What the exercise asks
All entries below need to be written out exactly, but without their pictures.

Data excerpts
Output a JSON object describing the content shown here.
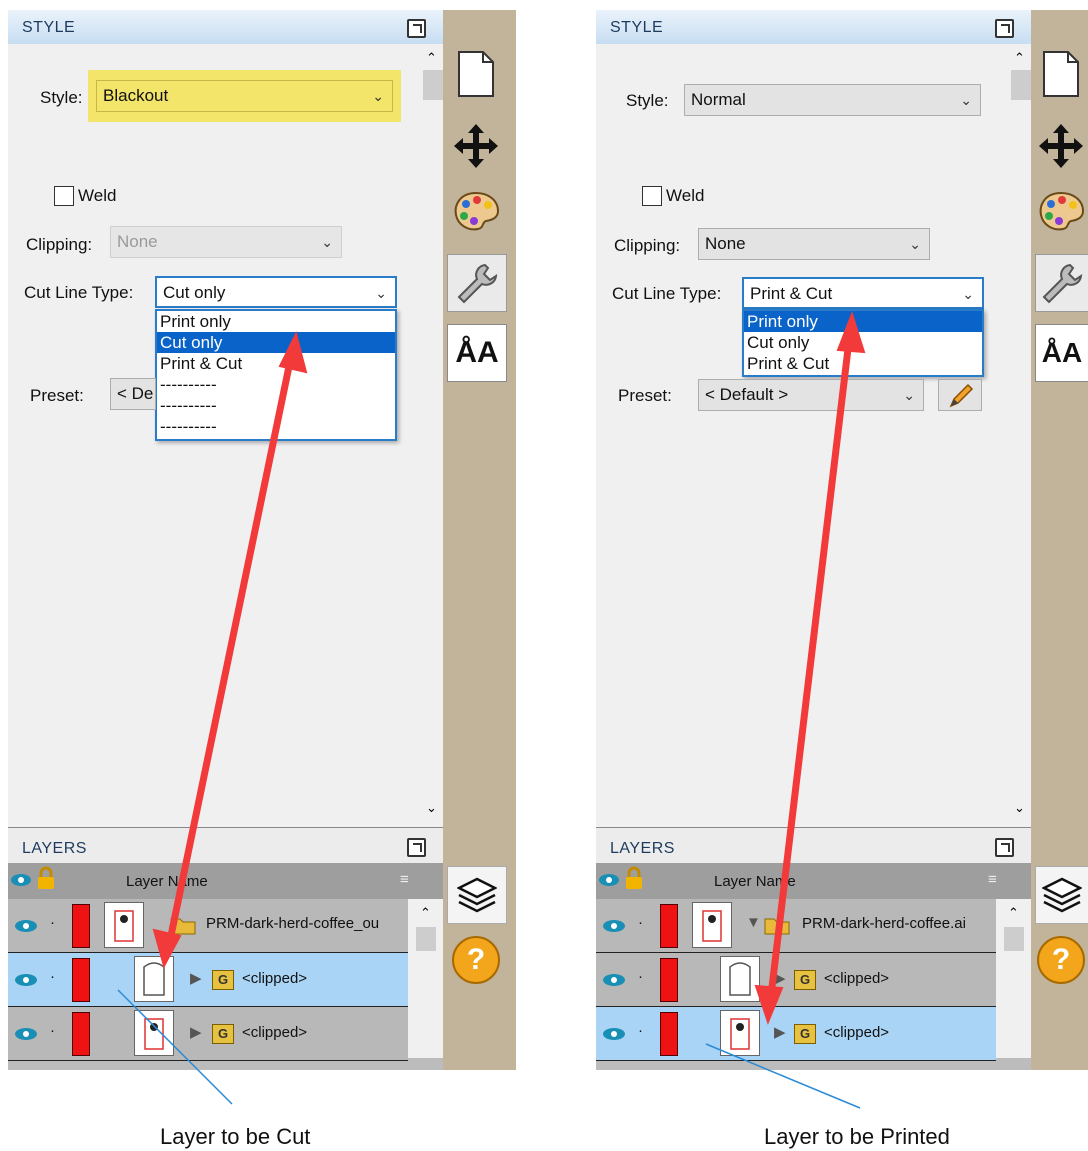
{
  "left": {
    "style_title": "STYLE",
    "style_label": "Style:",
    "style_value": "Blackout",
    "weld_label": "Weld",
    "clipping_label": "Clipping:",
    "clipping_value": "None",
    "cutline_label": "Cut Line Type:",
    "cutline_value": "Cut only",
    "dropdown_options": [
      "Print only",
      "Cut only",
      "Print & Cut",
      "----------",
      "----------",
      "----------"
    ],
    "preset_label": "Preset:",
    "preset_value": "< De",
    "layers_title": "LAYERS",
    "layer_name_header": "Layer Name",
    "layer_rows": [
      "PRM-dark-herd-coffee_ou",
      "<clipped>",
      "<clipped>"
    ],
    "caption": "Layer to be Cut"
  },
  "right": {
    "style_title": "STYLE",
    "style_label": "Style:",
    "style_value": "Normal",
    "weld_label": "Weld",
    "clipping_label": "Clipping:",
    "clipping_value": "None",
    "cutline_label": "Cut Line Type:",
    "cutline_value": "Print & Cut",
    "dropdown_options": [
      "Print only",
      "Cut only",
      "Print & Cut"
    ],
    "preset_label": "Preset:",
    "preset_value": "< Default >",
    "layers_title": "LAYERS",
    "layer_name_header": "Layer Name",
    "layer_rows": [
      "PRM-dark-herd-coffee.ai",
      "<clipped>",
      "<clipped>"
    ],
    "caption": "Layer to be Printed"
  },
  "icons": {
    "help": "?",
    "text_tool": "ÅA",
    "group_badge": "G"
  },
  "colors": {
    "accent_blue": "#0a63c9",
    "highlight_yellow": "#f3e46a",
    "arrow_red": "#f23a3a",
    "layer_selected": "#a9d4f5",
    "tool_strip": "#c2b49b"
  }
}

Result
Output a JSON object describing the content shown here.
{
  "left": {
    "style_title": "STYLE",
    "style_label": "Style:",
    "style_value": "Blackout",
    "weld_label": "Weld",
    "clipping_label": "Clipping:",
    "clipping_value": "None",
    "cutline_label": "Cut Line Type:",
    "cutline_value": "Cut only",
    "dropdown_options": [
      "Print only",
      "Cut only",
      "Print & Cut",
      "----------",
      "----------",
      "----------"
    ],
    "preset_label": "Preset:",
    "preset_value": "< De",
    "layers_title": "LAYERS",
    "layer_name_header": "Layer Name",
    "layer_rows": [
      "PRM-dark-herd-coffee_ou",
      "<clipped>",
      "<clipped>"
    ],
    "caption": "Layer to be Cut"
  },
  "right": {
    "style_title": "STYLE",
    "style_label": "Style:",
    "style_value": "Normal",
    "weld_label": "Weld",
    "clipping_label": "Clipping:",
    "clipping_value": "None",
    "cutline_label": "Cut Line Type:",
    "cutline_value": "Print & Cut",
    "dropdown_options": [
      "Print only",
      "Cut only",
      "Print & Cut"
    ],
    "preset_label": "Preset:",
    "preset_value": "< Default >",
    "layers_title": "LAYERS",
    "layer_name_header": "Layer Name",
    "layer_rows": [
      "PRM-dark-herd-coffee.ai",
      "<clipped>",
      "<clipped>"
    ],
    "caption": "Layer to be Printed"
  },
  "icons": {
    "help": "?",
    "text_tool": "ÅA",
    "group_badge": "G"
  },
  "colors": {
    "accent_blue": "#0a63c9",
    "highlight_yellow": "#f3e46a",
    "arrow_red": "#f23a3a",
    "layer_selected": "#a9d4f5",
    "tool_strip": "#c2b49b"
  }
}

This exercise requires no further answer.